-- BEGIN Material for this exercise --
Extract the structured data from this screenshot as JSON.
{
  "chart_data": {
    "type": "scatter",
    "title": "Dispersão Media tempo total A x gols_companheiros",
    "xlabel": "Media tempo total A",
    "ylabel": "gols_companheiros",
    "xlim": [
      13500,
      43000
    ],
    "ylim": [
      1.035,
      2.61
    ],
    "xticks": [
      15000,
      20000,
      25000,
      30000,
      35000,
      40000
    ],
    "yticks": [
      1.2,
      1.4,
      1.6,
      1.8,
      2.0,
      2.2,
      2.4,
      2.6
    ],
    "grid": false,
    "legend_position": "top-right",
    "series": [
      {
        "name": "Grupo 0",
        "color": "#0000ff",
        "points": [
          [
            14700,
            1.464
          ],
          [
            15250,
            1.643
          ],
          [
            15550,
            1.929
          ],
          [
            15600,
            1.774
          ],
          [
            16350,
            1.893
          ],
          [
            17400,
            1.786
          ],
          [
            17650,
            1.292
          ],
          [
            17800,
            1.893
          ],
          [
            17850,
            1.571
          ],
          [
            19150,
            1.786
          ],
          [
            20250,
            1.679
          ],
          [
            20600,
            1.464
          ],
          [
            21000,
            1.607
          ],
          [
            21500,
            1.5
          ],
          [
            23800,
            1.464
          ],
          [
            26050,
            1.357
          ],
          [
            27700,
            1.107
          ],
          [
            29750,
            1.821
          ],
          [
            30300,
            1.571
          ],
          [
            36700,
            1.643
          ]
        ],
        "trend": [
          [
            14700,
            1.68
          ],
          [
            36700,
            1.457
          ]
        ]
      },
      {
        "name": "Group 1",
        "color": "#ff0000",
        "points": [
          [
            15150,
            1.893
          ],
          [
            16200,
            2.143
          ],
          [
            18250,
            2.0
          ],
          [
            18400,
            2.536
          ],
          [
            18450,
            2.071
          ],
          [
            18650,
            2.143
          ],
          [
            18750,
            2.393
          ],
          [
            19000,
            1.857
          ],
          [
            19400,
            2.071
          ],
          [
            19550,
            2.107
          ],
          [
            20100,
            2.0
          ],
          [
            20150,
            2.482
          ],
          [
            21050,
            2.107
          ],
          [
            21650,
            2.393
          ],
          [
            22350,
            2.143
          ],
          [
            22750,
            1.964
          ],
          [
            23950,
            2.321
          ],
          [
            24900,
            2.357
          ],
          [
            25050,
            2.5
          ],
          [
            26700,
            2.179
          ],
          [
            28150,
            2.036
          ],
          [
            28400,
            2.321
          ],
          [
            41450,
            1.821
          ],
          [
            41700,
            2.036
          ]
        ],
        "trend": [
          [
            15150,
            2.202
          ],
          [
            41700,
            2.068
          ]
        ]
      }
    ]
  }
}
-- END Material for this exercise --
What to work on
Collect, from the material above, every line containing the word "Media".

Response to the exercise
    "title": "Dispersão Media tempo total A x gols_companheiros",
    "xlabel": "Media tempo total A",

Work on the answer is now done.